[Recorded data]
=======
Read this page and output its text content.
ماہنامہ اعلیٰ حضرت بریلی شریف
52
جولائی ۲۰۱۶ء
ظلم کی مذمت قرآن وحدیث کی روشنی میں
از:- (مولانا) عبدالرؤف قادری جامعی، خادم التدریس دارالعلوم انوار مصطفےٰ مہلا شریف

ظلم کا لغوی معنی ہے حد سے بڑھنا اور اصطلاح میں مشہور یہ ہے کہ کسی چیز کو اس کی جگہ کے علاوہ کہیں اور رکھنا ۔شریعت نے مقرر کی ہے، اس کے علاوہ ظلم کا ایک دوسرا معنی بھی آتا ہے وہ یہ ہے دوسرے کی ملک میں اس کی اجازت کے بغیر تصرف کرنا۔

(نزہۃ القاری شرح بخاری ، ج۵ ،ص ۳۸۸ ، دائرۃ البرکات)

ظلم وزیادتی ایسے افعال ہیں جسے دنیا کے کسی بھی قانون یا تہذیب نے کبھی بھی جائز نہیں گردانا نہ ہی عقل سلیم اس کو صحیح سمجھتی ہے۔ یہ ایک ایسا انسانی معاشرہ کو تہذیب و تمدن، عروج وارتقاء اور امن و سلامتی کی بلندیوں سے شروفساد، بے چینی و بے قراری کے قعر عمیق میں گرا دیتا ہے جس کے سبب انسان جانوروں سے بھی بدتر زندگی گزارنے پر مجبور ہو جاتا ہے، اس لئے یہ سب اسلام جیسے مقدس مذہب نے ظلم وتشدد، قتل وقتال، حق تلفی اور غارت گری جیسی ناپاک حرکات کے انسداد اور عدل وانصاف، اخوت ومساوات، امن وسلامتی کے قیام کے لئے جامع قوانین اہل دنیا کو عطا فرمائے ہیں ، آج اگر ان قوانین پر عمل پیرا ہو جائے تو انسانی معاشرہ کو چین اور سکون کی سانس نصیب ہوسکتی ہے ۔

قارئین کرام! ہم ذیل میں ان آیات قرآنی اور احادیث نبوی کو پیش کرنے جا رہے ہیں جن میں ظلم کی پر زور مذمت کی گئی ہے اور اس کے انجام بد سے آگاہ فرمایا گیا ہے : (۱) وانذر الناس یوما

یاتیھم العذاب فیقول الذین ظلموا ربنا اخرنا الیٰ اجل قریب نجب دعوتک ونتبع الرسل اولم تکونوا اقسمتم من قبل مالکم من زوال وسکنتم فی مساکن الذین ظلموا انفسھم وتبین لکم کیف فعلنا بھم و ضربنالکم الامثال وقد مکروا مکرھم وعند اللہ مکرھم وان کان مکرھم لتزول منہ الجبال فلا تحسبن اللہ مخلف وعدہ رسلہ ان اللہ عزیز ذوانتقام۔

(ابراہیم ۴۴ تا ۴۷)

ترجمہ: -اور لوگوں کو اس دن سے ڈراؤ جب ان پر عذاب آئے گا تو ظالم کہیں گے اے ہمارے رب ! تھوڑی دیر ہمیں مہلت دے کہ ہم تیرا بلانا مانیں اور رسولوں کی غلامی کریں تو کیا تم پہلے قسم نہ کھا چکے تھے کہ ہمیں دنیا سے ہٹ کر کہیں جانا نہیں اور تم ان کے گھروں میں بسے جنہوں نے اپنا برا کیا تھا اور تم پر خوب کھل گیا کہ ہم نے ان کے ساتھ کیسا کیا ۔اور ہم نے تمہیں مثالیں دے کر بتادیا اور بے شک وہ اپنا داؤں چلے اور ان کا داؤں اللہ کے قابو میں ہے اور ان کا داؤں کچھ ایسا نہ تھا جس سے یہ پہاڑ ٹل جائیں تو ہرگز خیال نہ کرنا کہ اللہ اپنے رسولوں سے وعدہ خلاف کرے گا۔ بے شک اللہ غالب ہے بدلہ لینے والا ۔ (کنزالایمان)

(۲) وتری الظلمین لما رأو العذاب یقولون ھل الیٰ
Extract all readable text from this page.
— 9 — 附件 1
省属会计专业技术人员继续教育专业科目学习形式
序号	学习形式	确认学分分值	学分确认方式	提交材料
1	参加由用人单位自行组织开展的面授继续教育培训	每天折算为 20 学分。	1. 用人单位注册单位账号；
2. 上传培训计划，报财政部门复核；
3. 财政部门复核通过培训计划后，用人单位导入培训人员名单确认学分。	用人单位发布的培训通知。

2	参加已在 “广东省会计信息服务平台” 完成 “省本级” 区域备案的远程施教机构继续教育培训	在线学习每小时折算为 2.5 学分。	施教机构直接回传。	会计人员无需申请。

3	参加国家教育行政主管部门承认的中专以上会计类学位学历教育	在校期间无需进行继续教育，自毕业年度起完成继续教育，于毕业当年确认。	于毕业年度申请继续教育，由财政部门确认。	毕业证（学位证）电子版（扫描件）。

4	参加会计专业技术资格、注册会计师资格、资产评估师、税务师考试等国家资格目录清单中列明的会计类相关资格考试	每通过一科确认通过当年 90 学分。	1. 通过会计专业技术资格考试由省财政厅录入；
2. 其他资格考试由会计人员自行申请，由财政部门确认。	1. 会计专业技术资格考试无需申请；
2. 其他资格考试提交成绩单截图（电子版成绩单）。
=======
### EXERCISE REQUIREMENTS
Extract all lines from the data in which "العذاب" is found.

### EXERCISE RESULT
یاتیھم العذاب فیقول الذین ظلموا ربنا اخرنا الیٰ اجل قریب نجب دعوتک ونتبع الرسل اولم تکونوا اقسمتم من قبل مالکم من زوال وسکنتم فی مساکن الذین ظلموا انفسھم وتبین لکم کیف فعلنا بھم و ضربنالکم الامثال وقد مکروا مکرھم وعند اللہ مکرھم وان کان مکرھم لتزول منہ الجبال فلا تحسبن اللہ مخلف وعدہ رسلہ ان اللہ عزیز ذوانتقام۔
(۲) وتری الظلمین لما رأو العذاب یقولون ھل الیٰ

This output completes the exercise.